Schröder ist auf einem Biobauernhof in der Lüneburger Heide aufgewachsen und demonstrierte im Wendland, was sich nach klassischem Grünen-Milieu anhört. Er war auch Grünen-Mitglied, trat aber im letzten Jahr aus. „Um echte Veränderung anzustoßen, reicht die grüne Bubble nicht, das Thema ist so groß geworden“, sagt er im Zoomgespräch mit der taz. „Der Druck des Finanzmarktes, die Technologien, die reif genug sind, die wenige Zeit, die wir haben und die Wichtigkeit des wirtschaftlichen Aspektes, den die Grünen aus meiner Sicht etwas stiefmütterlich behandeln“. Das habe für ihn zur „logischen Schlussfolgerung“ geführt, seine Zeit und Argumentation in die CDU einzubringen.

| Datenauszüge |
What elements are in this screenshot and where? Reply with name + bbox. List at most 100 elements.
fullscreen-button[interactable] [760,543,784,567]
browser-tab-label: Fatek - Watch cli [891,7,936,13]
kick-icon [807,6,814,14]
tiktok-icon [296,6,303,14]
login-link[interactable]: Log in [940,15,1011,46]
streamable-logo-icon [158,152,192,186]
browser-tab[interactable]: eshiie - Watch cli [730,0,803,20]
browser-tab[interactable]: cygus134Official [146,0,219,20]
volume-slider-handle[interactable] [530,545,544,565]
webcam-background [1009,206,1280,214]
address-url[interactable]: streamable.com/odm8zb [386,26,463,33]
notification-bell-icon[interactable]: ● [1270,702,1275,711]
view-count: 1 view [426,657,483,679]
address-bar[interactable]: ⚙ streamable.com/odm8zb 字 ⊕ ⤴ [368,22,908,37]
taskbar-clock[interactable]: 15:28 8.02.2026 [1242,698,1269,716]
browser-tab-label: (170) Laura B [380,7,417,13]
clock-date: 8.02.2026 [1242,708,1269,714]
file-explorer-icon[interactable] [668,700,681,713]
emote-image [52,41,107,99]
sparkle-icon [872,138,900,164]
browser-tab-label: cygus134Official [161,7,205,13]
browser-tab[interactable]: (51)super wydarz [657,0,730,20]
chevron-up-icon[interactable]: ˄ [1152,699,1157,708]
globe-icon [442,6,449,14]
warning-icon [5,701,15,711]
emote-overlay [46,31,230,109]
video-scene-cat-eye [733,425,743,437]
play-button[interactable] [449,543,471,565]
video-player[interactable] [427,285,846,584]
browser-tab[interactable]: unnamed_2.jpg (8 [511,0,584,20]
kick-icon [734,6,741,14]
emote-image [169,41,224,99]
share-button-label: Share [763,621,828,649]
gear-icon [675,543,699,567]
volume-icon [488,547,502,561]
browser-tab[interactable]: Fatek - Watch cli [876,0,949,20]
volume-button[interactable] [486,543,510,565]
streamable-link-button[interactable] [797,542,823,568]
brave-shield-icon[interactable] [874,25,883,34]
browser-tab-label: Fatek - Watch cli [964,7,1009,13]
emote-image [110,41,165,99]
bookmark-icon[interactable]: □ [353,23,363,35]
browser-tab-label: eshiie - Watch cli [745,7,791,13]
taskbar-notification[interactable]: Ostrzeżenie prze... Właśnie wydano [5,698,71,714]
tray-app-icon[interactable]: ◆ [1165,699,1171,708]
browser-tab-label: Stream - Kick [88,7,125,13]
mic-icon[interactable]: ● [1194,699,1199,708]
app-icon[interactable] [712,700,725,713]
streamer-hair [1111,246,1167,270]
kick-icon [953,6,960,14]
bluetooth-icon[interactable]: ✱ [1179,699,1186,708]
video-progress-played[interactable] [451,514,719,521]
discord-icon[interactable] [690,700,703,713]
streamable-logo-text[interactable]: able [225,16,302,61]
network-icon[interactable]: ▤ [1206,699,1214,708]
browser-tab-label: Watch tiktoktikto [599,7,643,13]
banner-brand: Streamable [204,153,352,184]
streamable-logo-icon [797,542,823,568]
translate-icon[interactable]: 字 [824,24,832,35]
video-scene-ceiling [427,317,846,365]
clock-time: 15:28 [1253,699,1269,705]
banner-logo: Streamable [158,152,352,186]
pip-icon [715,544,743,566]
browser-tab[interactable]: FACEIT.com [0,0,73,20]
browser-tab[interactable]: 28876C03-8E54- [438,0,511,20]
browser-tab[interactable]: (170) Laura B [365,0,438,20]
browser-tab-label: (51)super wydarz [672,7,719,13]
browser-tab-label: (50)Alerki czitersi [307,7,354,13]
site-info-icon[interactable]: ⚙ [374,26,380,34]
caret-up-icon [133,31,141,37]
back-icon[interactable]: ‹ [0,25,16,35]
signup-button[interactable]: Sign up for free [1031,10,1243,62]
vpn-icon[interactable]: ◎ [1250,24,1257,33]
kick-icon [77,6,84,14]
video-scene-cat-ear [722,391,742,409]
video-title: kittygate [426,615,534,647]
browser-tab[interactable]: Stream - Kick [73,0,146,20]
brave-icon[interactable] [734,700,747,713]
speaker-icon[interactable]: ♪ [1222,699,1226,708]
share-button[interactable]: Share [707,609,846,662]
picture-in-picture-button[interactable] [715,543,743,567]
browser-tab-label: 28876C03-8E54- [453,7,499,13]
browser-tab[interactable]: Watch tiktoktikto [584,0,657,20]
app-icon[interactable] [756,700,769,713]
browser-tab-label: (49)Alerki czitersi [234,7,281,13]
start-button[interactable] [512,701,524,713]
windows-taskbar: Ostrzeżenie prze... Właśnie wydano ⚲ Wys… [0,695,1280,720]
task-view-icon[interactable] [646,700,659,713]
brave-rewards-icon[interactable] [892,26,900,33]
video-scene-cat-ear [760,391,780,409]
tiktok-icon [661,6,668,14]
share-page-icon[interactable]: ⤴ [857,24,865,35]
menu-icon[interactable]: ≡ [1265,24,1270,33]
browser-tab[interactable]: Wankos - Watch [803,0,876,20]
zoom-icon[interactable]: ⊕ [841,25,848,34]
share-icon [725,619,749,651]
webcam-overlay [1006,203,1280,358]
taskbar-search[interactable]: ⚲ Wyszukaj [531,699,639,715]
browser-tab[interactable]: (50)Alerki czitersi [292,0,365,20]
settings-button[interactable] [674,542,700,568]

| Arbeitsauftrag 1 |
Prüfen Sie anhand des Textauszugs über Schröder, ob die folgenden Aussagen zutreffen: (a) Schröder wuchs auf einem Biobauernhof in der Lüneburger Heide auf. (b) Schröder ist weiterhin Mitglied der Grünen. (c) Schröder sprach mit der taz in einem Zoomgespräch. Beantworten Sie jede Aussage mit Ja oder Nein, und zitieren Sie die entscheidenden Worte des Textauszugs wörtlich.
| Arbeitsauftrag 2 |
Wo demonstrierte Schröder laut dem Textauszug über ihn?
| Arbeitsauftrag 3 |
Führen Sie den Textauszug über Schröders Wechsel zur CDU im Anschluss an seinen letzten Satz weiter.

| Ergebnis 1 |
(a) Ja: „Schröder ist auf einem Biobauernhof in der Lüneburger Heide aufgewachsen“
(b) Nein: „Er war auch Grünen-Mitglied, trat aber im letzten Jahr aus.“
(c) Ja: „sagt er im Zoomgespräch mit der taz“

| Ergebnis 2 |
Im Wendland.

| Ergebnis 3 |
Klimafrage als wirtschaftspolitischer Wettbewerb

„Wir werden die CDU und die bürgerliche Mitte brauchen und vor allem brauchen wir die Wirtschaft.“ Diese müsse man „aus dem Korsett der Fossilen befreien“. Die Grünen hätten „den Reflex, den Süchtigen anzuschreien, statt ihm zu helfen.“ Die KlimaUnion will Leute überzeugen, die sich nicht angesprochen fühlen von der „linken Klimaschutzbewegung“, „Verzichtdebatten und „moralischer Überhöhung“, wie sie das nennen, die aber das Grundanliegen teilen, die Erderhitzung möglichst auf 1,5 Grad zu begrenzen.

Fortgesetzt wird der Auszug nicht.